* **What is being asked**:
For this exercise, copy out each line of the material below that includes "日是世界献血者日".

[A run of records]
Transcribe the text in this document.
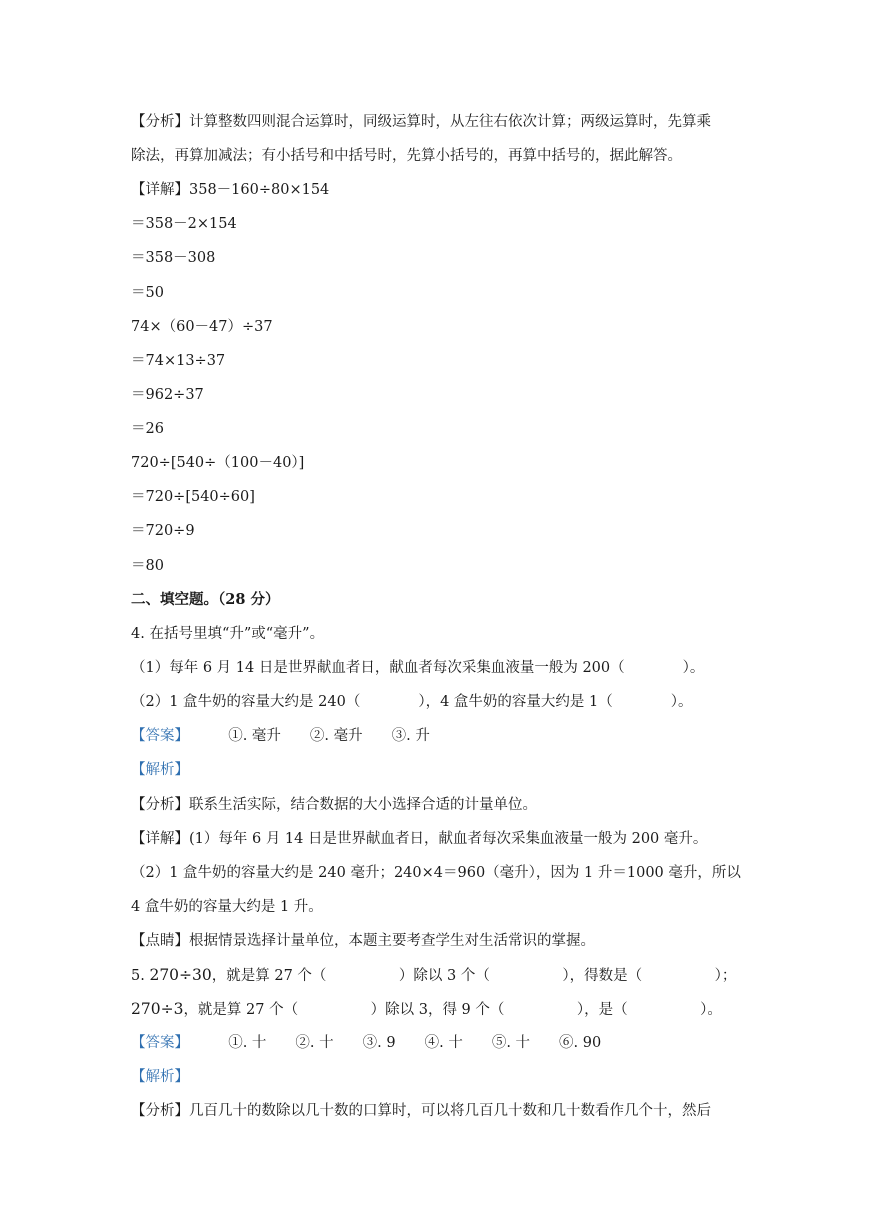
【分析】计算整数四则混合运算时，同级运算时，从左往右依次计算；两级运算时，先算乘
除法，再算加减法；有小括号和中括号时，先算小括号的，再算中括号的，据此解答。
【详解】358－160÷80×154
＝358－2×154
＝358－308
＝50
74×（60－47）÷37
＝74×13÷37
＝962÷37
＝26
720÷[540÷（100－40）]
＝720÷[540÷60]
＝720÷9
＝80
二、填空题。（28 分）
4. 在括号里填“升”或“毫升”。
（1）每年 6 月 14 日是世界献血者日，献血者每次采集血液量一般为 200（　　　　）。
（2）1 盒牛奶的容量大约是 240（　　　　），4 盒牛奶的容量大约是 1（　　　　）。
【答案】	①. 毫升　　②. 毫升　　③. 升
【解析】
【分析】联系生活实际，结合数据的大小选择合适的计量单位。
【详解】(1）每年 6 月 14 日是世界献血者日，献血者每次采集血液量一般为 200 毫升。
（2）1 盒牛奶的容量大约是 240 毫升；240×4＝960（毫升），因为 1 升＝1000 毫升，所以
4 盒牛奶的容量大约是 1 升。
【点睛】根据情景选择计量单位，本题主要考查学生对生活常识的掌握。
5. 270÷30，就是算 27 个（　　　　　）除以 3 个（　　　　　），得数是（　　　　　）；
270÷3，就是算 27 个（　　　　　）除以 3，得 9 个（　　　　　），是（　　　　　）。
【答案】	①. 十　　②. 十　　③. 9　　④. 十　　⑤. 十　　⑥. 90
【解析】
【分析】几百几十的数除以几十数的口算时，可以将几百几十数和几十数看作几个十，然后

* * *

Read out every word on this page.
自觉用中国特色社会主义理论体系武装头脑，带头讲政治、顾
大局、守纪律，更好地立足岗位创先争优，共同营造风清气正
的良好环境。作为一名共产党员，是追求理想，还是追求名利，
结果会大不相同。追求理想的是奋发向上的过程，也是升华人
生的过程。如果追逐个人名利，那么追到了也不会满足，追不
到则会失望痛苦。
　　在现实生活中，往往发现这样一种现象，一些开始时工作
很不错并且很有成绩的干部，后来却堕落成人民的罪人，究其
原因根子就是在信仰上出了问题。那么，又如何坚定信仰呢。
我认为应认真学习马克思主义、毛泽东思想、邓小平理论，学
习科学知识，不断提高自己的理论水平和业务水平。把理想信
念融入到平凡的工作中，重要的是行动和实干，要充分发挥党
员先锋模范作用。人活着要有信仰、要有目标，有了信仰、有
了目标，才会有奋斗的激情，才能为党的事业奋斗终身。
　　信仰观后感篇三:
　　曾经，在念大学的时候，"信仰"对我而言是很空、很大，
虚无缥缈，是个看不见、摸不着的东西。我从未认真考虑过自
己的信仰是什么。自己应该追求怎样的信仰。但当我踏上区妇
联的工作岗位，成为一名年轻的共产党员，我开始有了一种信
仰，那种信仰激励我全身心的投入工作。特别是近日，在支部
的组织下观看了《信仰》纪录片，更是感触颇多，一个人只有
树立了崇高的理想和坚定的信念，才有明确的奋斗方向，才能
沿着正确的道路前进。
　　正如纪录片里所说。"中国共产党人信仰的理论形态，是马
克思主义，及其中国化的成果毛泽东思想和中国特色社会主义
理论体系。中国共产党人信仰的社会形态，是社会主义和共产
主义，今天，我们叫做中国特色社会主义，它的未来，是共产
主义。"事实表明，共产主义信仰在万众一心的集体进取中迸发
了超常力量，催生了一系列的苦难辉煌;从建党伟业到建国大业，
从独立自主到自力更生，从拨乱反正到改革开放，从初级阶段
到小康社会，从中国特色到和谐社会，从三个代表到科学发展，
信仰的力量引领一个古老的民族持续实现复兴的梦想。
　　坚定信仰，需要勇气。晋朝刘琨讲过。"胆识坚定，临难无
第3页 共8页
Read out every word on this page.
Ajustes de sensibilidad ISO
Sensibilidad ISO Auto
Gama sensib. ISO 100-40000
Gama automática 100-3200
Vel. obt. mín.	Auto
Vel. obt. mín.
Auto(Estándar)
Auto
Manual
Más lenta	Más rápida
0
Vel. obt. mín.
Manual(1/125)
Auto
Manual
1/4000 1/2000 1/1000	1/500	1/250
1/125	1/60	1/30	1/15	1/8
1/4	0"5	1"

* **Answer to this task**:
（1）每年 6 月 14 日是世界献血者日，献血者每次采集血液量一般为 200（　　　　）。
【详解】(1）每年 6 月 14 日是世界献血者日，献血者每次采集血液量一般为 200 毫升。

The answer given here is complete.